Testo del documento:

^^^^^^^^

Una lavoratrice, durante la maternità o nei primi anni di vita del figlio, gode di una serie articolata di tutele. Dalla maternità obbligatoria ai congedi parentali — retribuiti in misura variabile (100%, 80% o 30%) — fino alla conservazione del posto di lavoro, il sistema offre diverse garanzie.
Tra queste, spesso meno conosciuta, c’è anche la possibilità di accedere alla Naspi in caso di dimissioni volontarie, purché ricorrano determinate condizioni. In linea generale, infatti, la Naspi non spetta a chi si dimette, salvo che le dimissioni siano per giusta causa. Ed è proprio qui che si inserisce la tutela per le neomamme.
Maternità, dimissioni e poi Naspi: attenzione all’Ispettorato del Lavoro
La lavoratrice madre può decidere di lasciare il lavoro per esigenze legate alla cura del figlio.

^^^^^^^^

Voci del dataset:
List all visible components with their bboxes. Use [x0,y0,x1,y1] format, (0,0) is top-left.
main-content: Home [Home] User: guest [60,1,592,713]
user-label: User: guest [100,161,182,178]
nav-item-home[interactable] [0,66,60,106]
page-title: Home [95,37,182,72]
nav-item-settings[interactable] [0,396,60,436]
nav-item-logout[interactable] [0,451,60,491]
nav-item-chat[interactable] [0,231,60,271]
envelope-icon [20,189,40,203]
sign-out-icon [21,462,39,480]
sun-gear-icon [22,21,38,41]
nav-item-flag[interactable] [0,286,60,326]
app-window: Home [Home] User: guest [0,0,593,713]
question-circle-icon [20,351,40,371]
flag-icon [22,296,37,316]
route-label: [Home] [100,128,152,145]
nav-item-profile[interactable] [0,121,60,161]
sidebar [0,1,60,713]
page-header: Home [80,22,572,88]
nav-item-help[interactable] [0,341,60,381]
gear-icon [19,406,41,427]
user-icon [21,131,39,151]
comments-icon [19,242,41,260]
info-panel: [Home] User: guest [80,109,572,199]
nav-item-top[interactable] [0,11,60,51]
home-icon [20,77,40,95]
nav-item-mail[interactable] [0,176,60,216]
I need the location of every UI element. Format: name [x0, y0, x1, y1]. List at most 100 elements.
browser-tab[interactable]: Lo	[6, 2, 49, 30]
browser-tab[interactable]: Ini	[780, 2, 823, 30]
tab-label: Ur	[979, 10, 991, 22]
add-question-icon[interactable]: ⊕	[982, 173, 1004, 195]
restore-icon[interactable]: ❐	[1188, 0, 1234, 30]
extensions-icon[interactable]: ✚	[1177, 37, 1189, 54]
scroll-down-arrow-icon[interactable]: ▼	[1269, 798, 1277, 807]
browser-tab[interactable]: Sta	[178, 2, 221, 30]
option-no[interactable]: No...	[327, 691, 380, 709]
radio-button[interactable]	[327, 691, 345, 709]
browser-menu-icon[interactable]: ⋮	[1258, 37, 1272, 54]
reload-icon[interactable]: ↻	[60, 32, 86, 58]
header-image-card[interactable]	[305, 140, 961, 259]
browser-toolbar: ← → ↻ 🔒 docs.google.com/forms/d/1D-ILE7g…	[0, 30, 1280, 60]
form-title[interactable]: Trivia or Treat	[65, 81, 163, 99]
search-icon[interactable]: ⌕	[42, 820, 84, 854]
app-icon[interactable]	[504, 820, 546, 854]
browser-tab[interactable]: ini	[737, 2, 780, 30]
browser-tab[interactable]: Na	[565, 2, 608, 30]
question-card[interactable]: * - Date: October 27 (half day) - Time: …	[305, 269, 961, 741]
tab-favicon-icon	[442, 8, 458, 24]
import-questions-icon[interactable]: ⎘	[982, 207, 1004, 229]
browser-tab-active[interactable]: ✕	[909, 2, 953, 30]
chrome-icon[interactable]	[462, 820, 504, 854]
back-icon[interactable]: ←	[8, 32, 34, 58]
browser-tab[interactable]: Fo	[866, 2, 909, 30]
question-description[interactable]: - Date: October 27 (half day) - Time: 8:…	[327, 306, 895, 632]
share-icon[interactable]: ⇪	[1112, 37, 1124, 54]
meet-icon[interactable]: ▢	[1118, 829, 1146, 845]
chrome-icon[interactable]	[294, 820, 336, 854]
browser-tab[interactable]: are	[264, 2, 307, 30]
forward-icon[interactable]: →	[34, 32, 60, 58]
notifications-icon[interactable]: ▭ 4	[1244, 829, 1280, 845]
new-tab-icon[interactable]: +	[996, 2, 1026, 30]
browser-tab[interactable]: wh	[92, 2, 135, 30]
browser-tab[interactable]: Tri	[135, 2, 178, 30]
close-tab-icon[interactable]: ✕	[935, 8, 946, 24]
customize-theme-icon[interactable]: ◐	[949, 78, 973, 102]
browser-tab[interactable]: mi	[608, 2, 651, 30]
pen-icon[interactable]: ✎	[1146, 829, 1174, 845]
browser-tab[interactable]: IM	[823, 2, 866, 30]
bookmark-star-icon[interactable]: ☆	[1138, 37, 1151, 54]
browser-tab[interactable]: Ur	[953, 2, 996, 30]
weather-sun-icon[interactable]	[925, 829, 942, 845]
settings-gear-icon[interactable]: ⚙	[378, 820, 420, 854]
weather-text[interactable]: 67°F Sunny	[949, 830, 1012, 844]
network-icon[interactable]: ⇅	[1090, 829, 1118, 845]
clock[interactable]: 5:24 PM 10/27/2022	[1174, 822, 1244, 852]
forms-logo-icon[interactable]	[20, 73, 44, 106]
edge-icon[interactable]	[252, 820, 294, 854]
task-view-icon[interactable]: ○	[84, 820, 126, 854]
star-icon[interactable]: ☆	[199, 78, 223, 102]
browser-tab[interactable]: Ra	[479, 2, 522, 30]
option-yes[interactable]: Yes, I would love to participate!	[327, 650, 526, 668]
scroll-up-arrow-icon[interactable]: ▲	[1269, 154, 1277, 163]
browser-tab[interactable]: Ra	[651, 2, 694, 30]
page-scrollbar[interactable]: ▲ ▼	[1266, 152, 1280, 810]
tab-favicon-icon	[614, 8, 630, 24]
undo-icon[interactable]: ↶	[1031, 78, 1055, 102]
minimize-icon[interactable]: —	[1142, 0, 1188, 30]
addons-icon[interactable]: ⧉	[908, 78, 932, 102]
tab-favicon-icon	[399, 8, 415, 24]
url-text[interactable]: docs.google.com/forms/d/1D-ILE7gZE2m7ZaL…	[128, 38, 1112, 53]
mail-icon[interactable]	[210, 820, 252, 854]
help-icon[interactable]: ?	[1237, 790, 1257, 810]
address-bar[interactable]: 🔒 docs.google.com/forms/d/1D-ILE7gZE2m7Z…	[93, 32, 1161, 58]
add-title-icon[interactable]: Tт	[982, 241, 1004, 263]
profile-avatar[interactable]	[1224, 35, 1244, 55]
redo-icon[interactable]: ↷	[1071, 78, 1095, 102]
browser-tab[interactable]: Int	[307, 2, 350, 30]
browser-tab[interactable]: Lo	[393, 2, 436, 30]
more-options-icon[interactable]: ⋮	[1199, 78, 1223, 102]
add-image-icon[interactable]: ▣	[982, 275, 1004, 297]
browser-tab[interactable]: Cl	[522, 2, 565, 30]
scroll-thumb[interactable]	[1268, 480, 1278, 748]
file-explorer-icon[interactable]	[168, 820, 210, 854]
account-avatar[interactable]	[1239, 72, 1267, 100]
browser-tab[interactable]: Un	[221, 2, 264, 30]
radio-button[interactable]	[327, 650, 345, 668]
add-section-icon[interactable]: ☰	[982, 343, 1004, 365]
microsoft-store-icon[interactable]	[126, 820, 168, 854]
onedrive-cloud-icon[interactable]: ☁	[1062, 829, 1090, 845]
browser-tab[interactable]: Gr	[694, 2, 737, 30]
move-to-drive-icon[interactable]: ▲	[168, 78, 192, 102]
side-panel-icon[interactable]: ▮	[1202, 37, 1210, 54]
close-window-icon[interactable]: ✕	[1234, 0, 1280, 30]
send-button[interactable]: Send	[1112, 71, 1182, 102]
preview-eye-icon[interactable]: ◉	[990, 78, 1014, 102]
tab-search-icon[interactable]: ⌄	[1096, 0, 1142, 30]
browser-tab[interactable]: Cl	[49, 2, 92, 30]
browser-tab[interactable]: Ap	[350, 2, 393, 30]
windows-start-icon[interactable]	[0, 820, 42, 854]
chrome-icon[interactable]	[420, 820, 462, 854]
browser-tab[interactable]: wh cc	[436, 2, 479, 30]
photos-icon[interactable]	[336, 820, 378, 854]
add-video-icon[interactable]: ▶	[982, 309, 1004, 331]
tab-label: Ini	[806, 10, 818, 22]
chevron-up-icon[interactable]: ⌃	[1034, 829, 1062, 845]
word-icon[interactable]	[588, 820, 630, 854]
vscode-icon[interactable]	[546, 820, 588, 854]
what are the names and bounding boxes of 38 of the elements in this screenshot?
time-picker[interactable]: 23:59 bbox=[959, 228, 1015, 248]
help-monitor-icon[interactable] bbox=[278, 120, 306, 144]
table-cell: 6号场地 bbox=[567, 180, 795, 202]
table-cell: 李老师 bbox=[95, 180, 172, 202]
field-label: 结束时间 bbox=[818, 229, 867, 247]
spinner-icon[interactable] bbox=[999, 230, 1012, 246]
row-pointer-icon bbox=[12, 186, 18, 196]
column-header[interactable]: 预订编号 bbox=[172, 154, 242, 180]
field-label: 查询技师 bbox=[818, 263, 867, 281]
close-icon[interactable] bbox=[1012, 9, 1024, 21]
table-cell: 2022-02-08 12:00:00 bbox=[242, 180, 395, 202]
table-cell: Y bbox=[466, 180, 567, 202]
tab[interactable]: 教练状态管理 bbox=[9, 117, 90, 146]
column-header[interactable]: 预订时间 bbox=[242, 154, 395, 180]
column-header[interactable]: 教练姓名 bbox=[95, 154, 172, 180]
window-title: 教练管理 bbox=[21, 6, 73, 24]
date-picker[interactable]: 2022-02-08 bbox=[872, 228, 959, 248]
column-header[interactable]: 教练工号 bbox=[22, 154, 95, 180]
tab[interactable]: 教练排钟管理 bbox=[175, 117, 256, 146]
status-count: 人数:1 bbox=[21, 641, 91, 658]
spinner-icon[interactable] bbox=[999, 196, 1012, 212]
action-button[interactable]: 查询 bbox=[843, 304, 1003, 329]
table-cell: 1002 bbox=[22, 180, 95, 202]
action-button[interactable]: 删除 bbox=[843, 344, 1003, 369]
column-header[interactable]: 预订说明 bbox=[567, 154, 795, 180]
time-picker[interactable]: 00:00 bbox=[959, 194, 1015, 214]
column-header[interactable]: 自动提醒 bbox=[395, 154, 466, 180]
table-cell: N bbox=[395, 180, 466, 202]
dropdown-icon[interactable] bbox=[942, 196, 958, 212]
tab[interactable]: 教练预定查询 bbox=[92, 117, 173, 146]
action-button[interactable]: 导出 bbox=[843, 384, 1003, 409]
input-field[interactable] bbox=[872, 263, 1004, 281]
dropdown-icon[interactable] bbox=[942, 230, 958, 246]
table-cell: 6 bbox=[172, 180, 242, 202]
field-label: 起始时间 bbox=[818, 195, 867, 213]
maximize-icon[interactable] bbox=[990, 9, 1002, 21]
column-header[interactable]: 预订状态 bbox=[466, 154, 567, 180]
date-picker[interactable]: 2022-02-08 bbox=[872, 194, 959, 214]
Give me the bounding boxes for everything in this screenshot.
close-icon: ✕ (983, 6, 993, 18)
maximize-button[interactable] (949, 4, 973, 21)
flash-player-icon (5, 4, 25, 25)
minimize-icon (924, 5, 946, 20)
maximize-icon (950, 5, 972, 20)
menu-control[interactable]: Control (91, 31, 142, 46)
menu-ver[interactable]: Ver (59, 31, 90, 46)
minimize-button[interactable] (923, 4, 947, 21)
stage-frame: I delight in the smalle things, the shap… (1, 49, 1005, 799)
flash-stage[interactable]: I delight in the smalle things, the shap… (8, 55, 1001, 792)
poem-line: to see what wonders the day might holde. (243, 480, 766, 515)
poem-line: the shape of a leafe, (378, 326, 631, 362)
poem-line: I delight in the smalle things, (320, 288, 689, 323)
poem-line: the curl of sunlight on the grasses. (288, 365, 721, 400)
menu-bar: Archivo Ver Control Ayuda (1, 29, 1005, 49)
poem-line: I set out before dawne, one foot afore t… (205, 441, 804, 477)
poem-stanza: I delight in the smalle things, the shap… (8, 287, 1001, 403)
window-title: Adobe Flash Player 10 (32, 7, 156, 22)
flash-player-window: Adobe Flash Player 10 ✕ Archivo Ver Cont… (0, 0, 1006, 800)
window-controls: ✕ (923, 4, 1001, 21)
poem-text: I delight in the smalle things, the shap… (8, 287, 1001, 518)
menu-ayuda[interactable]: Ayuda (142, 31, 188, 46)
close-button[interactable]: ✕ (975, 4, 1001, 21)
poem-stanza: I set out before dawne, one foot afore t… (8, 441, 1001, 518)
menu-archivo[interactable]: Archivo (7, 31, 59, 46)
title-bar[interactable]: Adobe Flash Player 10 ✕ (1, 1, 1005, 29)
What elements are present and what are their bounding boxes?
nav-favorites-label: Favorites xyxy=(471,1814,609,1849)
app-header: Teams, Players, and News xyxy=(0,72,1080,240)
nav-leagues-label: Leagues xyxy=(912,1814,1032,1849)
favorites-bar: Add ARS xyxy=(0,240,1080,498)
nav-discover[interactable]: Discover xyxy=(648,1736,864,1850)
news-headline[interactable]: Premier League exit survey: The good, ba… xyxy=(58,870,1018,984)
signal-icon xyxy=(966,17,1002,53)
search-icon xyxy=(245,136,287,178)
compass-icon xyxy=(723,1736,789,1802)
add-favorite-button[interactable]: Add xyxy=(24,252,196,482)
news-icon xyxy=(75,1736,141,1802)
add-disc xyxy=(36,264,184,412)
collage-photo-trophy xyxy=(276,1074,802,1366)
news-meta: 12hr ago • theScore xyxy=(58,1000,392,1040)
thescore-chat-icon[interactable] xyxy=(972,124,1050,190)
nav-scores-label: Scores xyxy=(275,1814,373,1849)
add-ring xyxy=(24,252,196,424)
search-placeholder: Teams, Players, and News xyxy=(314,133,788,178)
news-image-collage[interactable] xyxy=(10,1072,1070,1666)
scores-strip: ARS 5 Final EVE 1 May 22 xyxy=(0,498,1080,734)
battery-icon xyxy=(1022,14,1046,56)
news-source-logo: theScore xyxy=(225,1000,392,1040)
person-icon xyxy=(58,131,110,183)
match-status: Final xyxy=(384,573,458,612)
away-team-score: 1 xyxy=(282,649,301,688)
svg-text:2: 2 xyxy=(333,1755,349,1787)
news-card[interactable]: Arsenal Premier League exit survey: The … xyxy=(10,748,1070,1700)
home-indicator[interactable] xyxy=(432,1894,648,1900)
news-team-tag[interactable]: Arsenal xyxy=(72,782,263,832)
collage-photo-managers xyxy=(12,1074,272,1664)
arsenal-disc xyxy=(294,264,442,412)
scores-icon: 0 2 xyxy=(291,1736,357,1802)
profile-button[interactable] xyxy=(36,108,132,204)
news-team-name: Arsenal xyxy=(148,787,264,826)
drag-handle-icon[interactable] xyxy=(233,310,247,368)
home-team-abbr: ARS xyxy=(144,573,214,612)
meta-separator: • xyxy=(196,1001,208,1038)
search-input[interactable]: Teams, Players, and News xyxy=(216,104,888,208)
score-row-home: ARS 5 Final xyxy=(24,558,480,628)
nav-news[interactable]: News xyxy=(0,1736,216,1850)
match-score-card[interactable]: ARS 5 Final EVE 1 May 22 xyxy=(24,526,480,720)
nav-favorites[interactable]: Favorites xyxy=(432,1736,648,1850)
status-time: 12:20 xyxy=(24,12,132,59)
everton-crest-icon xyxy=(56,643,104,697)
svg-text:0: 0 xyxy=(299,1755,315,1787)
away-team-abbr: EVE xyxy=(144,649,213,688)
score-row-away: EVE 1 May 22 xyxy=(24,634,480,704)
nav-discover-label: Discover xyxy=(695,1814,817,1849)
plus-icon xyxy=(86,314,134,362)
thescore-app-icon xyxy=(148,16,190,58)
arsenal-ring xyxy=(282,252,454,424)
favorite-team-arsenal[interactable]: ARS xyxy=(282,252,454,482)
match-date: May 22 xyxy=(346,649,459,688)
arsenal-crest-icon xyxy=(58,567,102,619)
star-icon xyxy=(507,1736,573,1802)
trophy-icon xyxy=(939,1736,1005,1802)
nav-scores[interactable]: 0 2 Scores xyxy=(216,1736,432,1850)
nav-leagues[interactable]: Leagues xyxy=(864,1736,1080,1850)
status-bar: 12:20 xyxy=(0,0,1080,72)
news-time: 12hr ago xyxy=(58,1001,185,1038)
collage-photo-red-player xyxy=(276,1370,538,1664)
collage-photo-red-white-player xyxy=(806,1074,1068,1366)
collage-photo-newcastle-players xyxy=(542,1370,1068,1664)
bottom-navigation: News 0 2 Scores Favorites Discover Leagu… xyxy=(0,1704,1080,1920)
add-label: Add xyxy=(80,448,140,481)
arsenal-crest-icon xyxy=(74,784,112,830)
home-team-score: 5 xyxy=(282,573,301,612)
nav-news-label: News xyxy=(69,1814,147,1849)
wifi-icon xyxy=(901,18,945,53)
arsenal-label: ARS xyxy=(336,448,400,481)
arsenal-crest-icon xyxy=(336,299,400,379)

^^^^^^^^

Come procedere:
Ricopia senza cambiare nulla il testo sulla maternità e la Naspi da "Tra queste, spesso" a "per le neomamme.". I record qui non servono a nulla.

Risposta all'esercizio:
Tra queste, spesso meno conosciuta, c’è anche la possibilità di accedere alla Naspi in caso di dimissioni volontarie, purché ricorrano determinate condizioni. In linea generale, infatti, la Naspi non spetta a chi si dimette, salvo che le dimissioni siano per giusta causa. Ed è proprio qui che si inserisce la tutela per le neomamme.